start Extracted records

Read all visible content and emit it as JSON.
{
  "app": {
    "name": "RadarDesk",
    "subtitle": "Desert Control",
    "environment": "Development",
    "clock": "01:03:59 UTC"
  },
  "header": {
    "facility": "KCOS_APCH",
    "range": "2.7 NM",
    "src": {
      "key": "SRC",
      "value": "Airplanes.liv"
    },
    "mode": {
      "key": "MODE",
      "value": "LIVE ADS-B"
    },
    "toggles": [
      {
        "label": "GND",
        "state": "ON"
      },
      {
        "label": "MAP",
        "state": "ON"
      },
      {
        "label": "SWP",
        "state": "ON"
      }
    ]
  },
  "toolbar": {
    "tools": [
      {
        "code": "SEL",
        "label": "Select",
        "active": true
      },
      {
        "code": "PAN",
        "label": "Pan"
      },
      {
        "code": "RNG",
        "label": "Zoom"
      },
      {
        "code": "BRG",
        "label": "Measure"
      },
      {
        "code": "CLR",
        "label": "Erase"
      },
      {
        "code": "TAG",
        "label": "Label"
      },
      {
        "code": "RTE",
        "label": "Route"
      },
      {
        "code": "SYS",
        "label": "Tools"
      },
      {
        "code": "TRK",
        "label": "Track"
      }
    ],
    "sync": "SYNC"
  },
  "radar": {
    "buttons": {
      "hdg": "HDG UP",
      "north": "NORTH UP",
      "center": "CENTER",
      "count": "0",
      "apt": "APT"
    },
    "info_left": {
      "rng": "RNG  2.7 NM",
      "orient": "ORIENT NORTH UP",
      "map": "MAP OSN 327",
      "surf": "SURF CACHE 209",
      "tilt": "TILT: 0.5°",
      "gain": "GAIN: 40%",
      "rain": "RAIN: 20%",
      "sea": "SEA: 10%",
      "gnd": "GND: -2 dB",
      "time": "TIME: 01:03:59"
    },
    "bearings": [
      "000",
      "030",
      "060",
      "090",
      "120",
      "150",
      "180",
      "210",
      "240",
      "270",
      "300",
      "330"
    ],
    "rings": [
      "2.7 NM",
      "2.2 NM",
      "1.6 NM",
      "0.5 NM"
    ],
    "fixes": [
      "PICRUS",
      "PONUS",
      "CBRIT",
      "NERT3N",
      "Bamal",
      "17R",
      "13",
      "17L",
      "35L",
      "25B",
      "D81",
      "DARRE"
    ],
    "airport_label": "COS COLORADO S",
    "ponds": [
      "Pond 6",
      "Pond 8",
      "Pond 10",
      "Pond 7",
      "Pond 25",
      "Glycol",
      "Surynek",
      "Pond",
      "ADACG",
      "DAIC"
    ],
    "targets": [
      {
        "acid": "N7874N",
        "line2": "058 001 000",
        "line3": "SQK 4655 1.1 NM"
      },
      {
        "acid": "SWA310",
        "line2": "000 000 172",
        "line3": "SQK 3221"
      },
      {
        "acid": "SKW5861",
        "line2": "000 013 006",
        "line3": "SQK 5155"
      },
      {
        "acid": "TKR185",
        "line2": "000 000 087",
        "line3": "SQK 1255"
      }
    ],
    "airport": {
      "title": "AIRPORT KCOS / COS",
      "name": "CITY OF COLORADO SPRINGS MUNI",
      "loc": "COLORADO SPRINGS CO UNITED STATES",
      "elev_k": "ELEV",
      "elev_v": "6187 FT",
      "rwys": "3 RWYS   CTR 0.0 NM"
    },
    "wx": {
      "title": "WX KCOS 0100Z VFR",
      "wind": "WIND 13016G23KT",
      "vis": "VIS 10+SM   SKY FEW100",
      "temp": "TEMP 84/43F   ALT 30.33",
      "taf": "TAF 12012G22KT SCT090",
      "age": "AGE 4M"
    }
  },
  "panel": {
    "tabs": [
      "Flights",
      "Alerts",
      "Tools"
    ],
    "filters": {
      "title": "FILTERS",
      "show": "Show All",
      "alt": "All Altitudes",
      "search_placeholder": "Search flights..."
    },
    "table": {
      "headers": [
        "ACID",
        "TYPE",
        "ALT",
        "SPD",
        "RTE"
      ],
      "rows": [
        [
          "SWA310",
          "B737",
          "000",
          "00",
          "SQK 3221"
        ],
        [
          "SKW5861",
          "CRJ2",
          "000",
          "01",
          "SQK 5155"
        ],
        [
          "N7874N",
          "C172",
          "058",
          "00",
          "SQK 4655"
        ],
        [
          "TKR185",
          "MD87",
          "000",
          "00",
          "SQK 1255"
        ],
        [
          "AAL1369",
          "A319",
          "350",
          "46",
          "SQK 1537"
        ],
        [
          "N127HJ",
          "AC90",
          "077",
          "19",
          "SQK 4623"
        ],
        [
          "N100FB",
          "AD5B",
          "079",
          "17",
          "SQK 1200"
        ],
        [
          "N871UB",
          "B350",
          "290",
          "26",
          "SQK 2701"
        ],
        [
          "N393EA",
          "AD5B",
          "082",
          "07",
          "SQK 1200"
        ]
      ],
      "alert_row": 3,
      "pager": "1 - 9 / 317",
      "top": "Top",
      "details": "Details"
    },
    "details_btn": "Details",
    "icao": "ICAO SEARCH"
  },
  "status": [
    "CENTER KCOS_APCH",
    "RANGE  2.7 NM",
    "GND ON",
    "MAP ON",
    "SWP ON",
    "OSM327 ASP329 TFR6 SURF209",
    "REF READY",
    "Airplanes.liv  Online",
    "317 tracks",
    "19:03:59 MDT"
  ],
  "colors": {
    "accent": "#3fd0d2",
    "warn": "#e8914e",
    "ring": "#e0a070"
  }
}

end Extracted records

What this task involves ::
Restate all of the entries above precisely.

Solution to the problem ::
Read all visible content and emit it as JSON.
{
  "app": {
    "name": "RadarDesk",
    "subtitle": "Desert Control",
    "environment": "Development",
    "clock": "01:03:59 UTC"
  },
  "header": {
    "facility": "KCOS_APCH",
    "range": "2.7 NM",
    "src": {
      "key": "SRC",
      "value": "Airplanes.liv"
    },
    "mode": {
      "key": "MODE",
      "value": "LIVE ADS-B"
    },
    "toggles": [
      {
        "label": "GND",
        "state": "ON"
      },
      {
        "label": "MAP",
        "state": "ON"
      },
      {
        "label": "SWP",
        "state": "ON"
      }
    ]
  },
  "toolbar": {
    "tools": [
      {
        "code": "SEL",
        "label": "Select",
        "active": true
      },
      {
        "code": "PAN",
        "label": "Pan"
      },
      {
        "code": "RNG",
        "label": "Zoom"
      },
      {
        "code": "BRG",
        "label": "Measure"
      },
      {
        "code": "CLR",
        "label": "Erase"
      },
      {
        "code": "TAG",
        "label": "Label"
      },
      {
        "code": "RTE",
        "label": "Route"
      },
      {
        "code": "SYS",
        "label": "Tools"
      },
      {
        "code": "TRK",
        "label": "Track"
      }
    ],
    "sync": "SYNC"
  },
  "radar": {
    "buttons": {
      "hdg": "HDG UP",
      "north": "NORTH UP",
      "center": "CENTER",
      "count": "0",
      "apt": "APT"
    },
    "info_left": {
      "rng": "RNG  2.7 NM",
      "orient": "ORIENT NORTH UP",
      "map": "MAP OSN 327",
      "surf": "SURF CACHE 209",
      "tilt": "TILT: 0.5°",
      "gain": "GAIN: 40%",
      "rain": "RAIN: 20%",
      "sea": "SEA: 10%",
      "gnd": "GND: -2 dB",
      "time": "TIME: 01:03:59"
    },
    "bearings": [
      "000",
      "030",
      "060",
      "090",
      "120",
      "150",
      "180",
      "210",
      "240",
      "270",
      "300",
      "330"
    ],
    "rings": [
      "2.7 NM",
      "2.2 NM",
      "1.6 NM",
      "0.5 NM"
    ],
    "fixes": [
      "PICRUS",
      "PONUS",
      "CBRIT",
      "NERT3N",
      "Bamal",
      "17R",
      "13",
      "17L",
      "35L",
      "25B",
      "D81",
      "DARRE"
    ],
    "airport_label": "COS COLORADO S",
    "ponds": [
      "Pond 6",
      "Pond 8",
      "Pond 10",
      "Pond 7",
      "Pond 25",
      "Glycol",
      "Surynek",
      "Pond",
      "ADACG",
      "DAIC"
    ],
    "targets": [
      {
        "acid": "N7874N",
        "line2": "058 001 000",
        "line3": "SQK 4655 1.1 NM"
      },
      {
        "acid": "SWA310",
        "line2": "000 000 172",
        "line3": "SQK 3221"
      },
      {
        "acid": "SKW5861",
        "line2": "000 013 006",
        "line3": "SQK 5155"
      },
      {
        "acid": "TKR185",
        "line2": "000 000 087",
        "line3": "SQK 1255"
      }
    ],
    "airport": {
      "title": "AIRPORT KCOS / COS",
      "name": "CITY OF COLORADO SPRINGS MUNI",
      "loc": "COLORADO SPRINGS CO UNITED STATES",
      "elev_k": "ELEV",
      "elev_v": "6187 FT",
      "rwys": "3 RWYS   CTR 0.0 NM"
    },
    "wx": {
      "title": "WX KCOS 0100Z VFR",
      "wind": "WIND 13016G23KT",
      "vis": "VIS 10+SM   SKY FEW100",
      "temp": "TEMP 84/43F   ALT 30.33",
      "taf": "TAF 12012G22KT SCT090",
      "age": "AGE 4M"
    }
  },
  "panel": {
    "tabs": [
      "Flights",
      "Alerts",
      "Tools"
    ],
    "filters": {
      "title": "FILTERS",
      "show": "Show All",
      "alt": "All Altitudes",
      "search_placeholder": "Search flights..."
    },
    "table": {
      "headers": [
        "ACID",
        "TYPE",
        "ALT",
        "SPD",
        "RTE"
      ],
      "rows": [
        [
          "SWA310",
          "B737",
          "000",
          "00",
          "SQK 3221"
        ],
        [
          "SKW5861",
          "CRJ2",
          "000",
          "01",
          "SQK 5155"
        ],
        [
          "N7874N",
          "C172",
          "058",
          "00",
          "SQK 4655"
        ],
        [
          "TKR185",
          "MD87",
          "000",
          "00",
          "SQK 1255"
        ],
        [
          "AAL1369",
          "A319",
          "350",
          "46",
          "SQK 1537"
        ],
        [
          "N127HJ",
          "AC90",
          "077",
          "19",
          "SQK 4623"
        ],
        [
          "N100FB",
          "AD5B",
          "079",
          "17",
          "SQK 1200"
        ],
        [
          "N871UB",
          "B350",
          "290",
          "26",
          "SQK 2701"
        ],
        [
          "N393EA",
          "AD5B",
          "082",
          "07",
          "SQK 1200"
        ]
      ],
      "alert_row": 3,
      "pager": "1 - 9 / 317",
      "top": "Top",
      "details": "Details"
    },
    "details_btn": "Details",
    "icao": "ICAO SEARCH"
  },
  "status": [
    "CENTER KCOS_APCH",
    "RANGE  2.7 NM",
    "GND ON",
    "MAP ON",
    "SWP ON",
    "OSM327 ASP329 TFR6 SURF209",
    "REF READY",
    "Airplanes.liv  Online",
    "317 tracks",
    "19:03:59 MDT"
  ],
  "colors": {
    "accent": "#3fd0d2",
    "warn": "#e8914e",
    "ring": "#e0a070"
  }
}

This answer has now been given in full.